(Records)
------------------------------------------------
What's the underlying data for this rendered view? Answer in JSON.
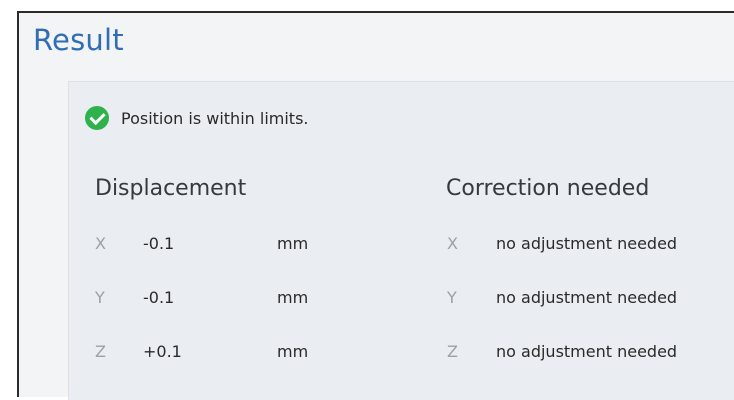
{
  "title": "Result",
  "status": {
    "icon": "check-circle-icon",
    "text": "Position is within limits.",
    "color": "#2fb24c"
  },
  "displacement": {
    "heading": "Displacement",
    "rows": [
      {
        "axis": "X",
        "value": "-0.1",
        "unit": "mm"
      },
      {
        "axis": "Y",
        "value": "-0.1",
        "unit": "mm"
      },
      {
        "axis": "Z",
        "value": "+0.1",
        "unit": "mm"
      }
    ]
  },
  "correction": {
    "heading": "Correction needed",
    "rows": [
      {
        "axis": "X",
        "text": "no adjustment needed"
      },
      {
        "axis": "Y",
        "text": "no adjustment needed"
      },
      {
        "axis": "Z",
        "text": "no adjustment needed"
      }
    ]
  },
  "colors": {
    "title": "#2f6db4",
    "axis_label": "#9aa1a8"
  }
}
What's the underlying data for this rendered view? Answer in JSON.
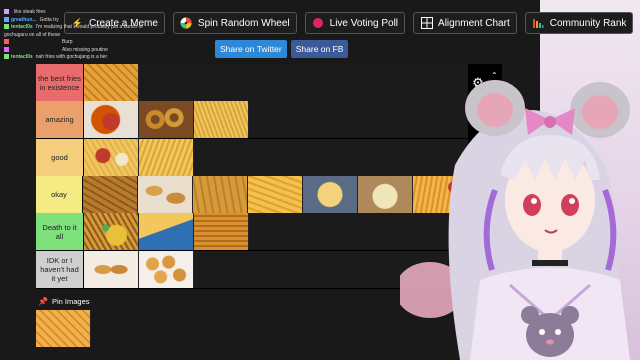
{
  "toolbar": {
    "buttons": [
      {
        "label": "Create a Meme",
        "icon": "lightning-icon"
      },
      {
        "label": "Spin Random Wheel",
        "icon": "wheel-icon"
      },
      {
        "label": "Live Voting Poll",
        "icon": "record-icon"
      },
      {
        "label": "Alignment Chart",
        "icon": "grid-icon"
      },
      {
        "label": "Community Rank",
        "icon": "bars-icon"
      }
    ]
  },
  "share": {
    "twitter": "Share on Twitter",
    "facebook": "Share on FB"
  },
  "chat": {
    "messages": [
      {
        "user": "",
        "text": "like steak fries",
        "color": "#c9a3ff"
      },
      {
        "user": "greathun...",
        "text": "Gotta try",
        "color": "#5fa8ff"
      },
      {
        "user": "tentacl0s",
        "text": "I'm realizing that I would probably put a bunch of gochugaru on all of these",
        "color": "#7be37b"
      },
      {
        "user": "",
        "text": "Burp",
        "color": "#ff5a5a"
      },
      {
        "user": "",
        "text": "Also missing poutine",
        "color": "#e066ff"
      },
      {
        "user": "tentacl0s",
        "text": "nah fries with gochujang is a tier",
        "color": "#7be37b"
      }
    ]
  },
  "tiers": [
    {
      "label": "the best fries in existence",
      "color": "#e86c6c",
      "images": [
        "waffle-fries"
      ]
    },
    {
      "label": "amazing",
      "color": "#eba06b",
      "images": [
        "curly-fries",
        "onion-rings",
        "shoestring-fries"
      ]
    },
    {
      "label": "good",
      "color": "#f4cd7d",
      "images": [
        "fries-with-sauces",
        "crinkle-fries"
      ]
    },
    {
      "label": "okay",
      "color": "#f4ec82",
      "images": [
        "seasoned-wedges",
        "potato-wedges",
        "steak-fries",
        "crinkle-cut-fries",
        "fries-in-basket",
        "poutine-fries",
        "fries-with-ketchup"
      ]
    },
    {
      "label": "Death to it all",
      "color": "#7ee17c",
      "images": [
        "loaded-fries",
        "fries-in-cone",
        "twister-fries"
      ]
    },
    {
      "label": "IDK or I haven't had it yet",
      "color": "#cfcfcf",
      "images": [
        "tater-tots",
        "smiley-fries"
      ]
    }
  ],
  "pin": {
    "label": "Pin Images",
    "images": [
      "waffle-fries-pinned"
    ]
  },
  "colors": {
    "background": "#191919",
    "share_twitter": "#2d88d8",
    "share_fb": "#3b5a9a",
    "accent_pink": "#d0598d"
  }
}
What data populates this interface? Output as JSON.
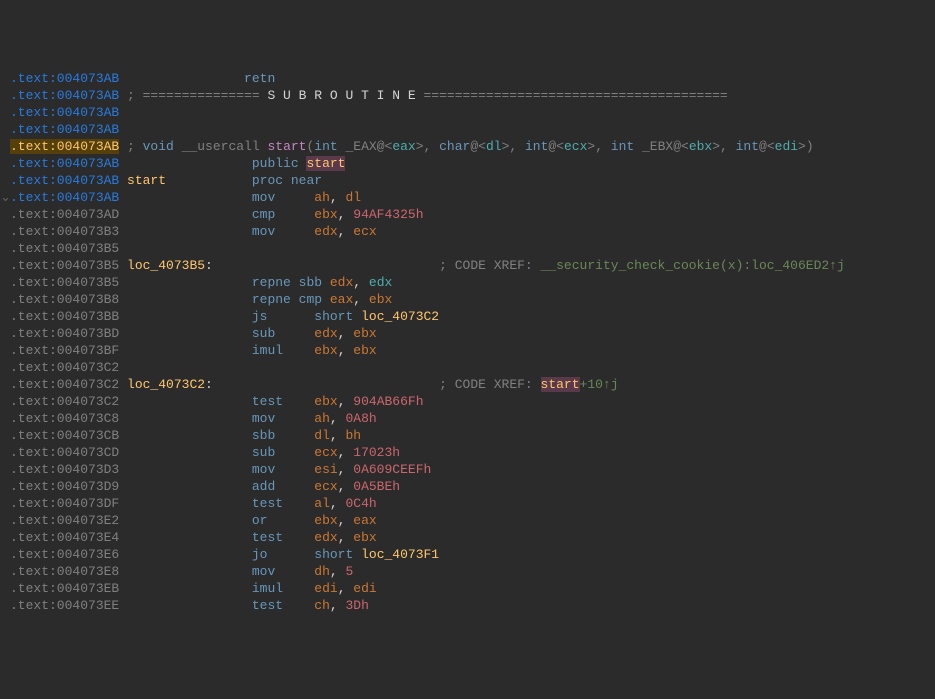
------------------------------------------------
:: WORK TO BE COMPLETED ::
Look over the listing. Pull out every line with the string "text" in it.

:: TASK RESPONSE ::
    "text": "Position is within limits.",
        "text": "no adjustment needed"
        "text": "no adjustment needed"
        "text": "no adjustment needed"
        "text": "like steak fries",
        "text": "Gotta try",
        "text": "I'm realizing that I would probably put a bunch of gochugaru on all of these",
        "text": "Burp",
        "text": "Also missing poutine",
        "text": "nah fries with gochujang is a tier",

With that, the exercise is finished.